* _THE EXERCISE_:
Where does the string "this" appear in the records? Copy every line that contains it.

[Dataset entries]
■ ■ ■
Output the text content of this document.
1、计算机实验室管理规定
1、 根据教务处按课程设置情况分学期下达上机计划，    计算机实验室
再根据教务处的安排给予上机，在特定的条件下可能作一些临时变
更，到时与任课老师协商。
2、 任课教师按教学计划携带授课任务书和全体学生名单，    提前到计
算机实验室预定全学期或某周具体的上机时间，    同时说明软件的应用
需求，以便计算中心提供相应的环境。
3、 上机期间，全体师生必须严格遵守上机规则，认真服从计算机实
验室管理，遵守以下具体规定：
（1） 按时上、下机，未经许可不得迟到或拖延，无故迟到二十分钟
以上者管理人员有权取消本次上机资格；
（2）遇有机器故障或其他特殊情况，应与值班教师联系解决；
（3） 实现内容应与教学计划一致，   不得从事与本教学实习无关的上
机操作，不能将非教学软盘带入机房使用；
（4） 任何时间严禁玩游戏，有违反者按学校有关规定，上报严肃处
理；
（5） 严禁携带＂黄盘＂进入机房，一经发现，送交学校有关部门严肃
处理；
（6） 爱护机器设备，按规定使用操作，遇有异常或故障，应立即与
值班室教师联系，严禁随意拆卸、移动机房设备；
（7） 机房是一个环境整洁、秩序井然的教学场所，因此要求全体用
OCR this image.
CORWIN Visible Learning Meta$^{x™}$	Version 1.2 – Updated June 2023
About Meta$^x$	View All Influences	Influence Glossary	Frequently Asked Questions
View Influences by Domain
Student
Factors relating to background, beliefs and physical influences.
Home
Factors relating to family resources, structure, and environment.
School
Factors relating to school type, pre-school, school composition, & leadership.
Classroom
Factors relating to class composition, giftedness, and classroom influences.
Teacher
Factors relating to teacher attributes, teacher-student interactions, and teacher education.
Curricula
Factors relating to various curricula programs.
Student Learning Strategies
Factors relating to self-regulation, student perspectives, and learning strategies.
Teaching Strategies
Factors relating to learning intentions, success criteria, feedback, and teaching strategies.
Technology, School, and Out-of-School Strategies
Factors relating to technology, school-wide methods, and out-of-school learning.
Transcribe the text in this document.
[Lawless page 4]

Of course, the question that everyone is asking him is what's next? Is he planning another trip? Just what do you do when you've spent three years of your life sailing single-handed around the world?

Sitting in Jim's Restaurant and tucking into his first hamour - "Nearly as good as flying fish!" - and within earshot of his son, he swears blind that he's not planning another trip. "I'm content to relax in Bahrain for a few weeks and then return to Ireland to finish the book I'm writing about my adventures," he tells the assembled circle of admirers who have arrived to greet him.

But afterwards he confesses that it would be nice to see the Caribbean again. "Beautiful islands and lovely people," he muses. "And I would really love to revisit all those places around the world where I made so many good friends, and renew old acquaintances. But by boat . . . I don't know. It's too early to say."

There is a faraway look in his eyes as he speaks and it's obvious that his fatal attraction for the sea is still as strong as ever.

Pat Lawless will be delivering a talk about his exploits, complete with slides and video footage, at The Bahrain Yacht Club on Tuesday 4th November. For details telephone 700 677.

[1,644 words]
■ ■ ■
* _RESPONSE_:
Output the text content of this document.
OCR this image.
Transcribe the text in this document.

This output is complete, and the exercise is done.